- Things to do -
**1)** According to the summary of the multi-agent debate literature review, what two things does the proposed roadmap include?
**2)** List the aspects of multi-agent large language models that the summary of the multi-agent debate literature review says the survey focuses on.
**3)** Write what comes after the final sentence of the summary of the multi-agent debate literature review.

- Text section -
Literature Review Of Multi-Agent Debate For Problem-Solving
Arne Tillmann
TL;DR
This literature review surveys multi-agent large language models (MA-LLMs) for problem-solving, focusing on agent profiles, communication topologies, decision-making methods, and scaling. It synthesizes traditional multi-agent taxonomies with MA-LLM-specific findings, highlighting how topology, prompts, and interaction patterns shape performance, while noting substantial costs and biases. The paper identifies gaps such as limited direct cross-system comparisons, insufficient statistical analyses, and under-explored data-driven or reinforcement learning approaches, proposing a roadmap including dynamic networks and robust evaluation. It contributes a structured taxonomy and a consolidated view of how scaling, debate length, and agent diversity interact to influence robustness and efficiency. The practical impact lies in guiding researchers toward cost-aware, scalable, and fair MA-LLM architectures for complex tasks.

[Structured page parsing data]

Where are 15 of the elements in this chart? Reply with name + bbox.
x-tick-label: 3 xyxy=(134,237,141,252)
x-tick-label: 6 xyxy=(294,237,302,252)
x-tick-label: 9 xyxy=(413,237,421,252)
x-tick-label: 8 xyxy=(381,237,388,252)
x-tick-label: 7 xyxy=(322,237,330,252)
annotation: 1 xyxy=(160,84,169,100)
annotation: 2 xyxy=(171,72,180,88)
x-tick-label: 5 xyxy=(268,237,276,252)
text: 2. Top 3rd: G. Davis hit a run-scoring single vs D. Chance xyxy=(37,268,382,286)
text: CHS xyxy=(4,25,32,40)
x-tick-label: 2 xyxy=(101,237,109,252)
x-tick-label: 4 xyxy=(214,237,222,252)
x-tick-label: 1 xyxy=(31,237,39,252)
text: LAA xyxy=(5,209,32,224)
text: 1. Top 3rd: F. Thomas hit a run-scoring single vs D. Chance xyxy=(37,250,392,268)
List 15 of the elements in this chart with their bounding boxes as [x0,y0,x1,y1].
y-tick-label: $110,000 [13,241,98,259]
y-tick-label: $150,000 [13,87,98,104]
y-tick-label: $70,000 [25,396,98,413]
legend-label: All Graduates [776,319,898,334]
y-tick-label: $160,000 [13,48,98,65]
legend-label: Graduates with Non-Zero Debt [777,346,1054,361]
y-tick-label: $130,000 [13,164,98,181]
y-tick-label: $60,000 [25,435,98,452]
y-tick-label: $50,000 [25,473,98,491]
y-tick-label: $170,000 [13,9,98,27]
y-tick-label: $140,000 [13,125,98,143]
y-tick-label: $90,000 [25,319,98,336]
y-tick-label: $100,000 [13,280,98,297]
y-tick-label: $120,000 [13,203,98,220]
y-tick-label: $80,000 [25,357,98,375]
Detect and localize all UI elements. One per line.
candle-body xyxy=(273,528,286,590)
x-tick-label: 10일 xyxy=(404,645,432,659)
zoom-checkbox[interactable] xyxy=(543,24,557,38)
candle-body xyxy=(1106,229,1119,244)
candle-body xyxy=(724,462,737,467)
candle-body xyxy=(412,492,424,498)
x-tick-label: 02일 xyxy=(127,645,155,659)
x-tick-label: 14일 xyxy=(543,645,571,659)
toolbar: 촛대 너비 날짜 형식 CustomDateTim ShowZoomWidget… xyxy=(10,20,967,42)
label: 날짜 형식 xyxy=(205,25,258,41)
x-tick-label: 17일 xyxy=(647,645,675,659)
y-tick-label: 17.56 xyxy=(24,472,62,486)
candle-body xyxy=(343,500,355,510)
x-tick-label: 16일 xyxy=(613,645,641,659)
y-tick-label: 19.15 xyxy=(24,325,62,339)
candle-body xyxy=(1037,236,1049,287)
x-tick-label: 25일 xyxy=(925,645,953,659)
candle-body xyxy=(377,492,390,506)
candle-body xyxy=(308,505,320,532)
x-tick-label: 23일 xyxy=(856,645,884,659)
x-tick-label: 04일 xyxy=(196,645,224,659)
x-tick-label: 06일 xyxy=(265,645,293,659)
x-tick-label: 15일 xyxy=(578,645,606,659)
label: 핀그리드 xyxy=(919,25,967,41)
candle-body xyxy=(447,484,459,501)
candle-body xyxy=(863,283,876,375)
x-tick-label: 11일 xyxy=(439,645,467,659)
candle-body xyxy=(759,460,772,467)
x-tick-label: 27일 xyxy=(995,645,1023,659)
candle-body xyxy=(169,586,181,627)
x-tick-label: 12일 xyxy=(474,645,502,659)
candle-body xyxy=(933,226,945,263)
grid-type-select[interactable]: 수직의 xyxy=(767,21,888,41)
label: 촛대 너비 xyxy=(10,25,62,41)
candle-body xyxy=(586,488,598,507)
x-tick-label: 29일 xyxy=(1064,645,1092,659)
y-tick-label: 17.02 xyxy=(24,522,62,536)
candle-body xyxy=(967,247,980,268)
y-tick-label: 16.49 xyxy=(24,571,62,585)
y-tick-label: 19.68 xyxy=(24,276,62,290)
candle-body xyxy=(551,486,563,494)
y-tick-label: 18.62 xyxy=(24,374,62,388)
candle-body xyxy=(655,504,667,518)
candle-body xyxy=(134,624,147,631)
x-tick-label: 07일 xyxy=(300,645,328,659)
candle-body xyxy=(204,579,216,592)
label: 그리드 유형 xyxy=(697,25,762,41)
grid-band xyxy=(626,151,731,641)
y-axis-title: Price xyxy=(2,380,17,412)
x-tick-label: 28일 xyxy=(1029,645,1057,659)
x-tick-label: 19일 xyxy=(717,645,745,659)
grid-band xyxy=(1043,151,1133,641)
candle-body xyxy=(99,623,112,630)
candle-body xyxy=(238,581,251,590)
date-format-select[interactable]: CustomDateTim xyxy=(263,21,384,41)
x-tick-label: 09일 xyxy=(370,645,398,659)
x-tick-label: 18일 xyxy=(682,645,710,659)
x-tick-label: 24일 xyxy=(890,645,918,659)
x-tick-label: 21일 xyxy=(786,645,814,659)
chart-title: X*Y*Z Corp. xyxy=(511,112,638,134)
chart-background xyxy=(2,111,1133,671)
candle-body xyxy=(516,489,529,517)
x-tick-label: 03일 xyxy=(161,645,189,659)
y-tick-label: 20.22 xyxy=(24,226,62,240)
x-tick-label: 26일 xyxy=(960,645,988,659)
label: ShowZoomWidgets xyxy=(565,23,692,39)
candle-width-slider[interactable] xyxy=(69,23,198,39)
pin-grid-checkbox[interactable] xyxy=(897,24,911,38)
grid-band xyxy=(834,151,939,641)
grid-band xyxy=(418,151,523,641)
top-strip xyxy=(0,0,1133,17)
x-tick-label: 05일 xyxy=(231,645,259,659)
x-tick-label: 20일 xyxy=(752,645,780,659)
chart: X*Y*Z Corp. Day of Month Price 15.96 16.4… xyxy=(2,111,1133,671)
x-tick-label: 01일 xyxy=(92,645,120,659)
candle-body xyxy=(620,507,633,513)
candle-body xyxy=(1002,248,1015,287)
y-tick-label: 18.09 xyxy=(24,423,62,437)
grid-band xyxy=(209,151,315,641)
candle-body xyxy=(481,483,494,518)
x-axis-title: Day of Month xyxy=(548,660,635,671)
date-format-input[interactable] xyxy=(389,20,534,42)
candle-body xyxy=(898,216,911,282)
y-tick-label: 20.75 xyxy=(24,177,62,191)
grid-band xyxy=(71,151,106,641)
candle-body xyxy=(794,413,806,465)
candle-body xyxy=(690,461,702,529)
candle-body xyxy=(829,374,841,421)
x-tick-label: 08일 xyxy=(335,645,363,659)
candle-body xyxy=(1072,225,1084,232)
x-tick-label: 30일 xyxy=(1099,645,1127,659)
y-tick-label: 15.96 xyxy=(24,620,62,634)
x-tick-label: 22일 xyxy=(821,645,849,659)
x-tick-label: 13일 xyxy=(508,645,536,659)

- Solved tasks -
**1)** The roadmap includes dynamic networks and robust evaluation.

**2)** Agent profiles, communication topologies, decision-making methods, and scaling.

**3)**
Abstract
Multi-agent large language models (MA-LLMs) are a rapidly growing research area that leverages multiple interacting language agents to tackle complex tasks, outperforming single-agent large language models. This literature review synthesizes the latest research on agent profiles, communication structures, and decision-making processes, drawing insights from both traditional multi-agent systems and state-of-the-art MA-LLM studies. In doing so, it aims to address the lack of direct comparisons in the field, illustrating how factors like scalability, communication structure, and decision-making processes influence MA-LLM performance. By examining frequent practices and outlining current challenges, the review reveals that multi-agent approaches can yield superior results but also face elevated computational costs and under-explored challenges unique to MA-LLM. Overall, these findings provide researchers and practitioners with a roadmap for developing robust and efficient multi-agent AI solutions.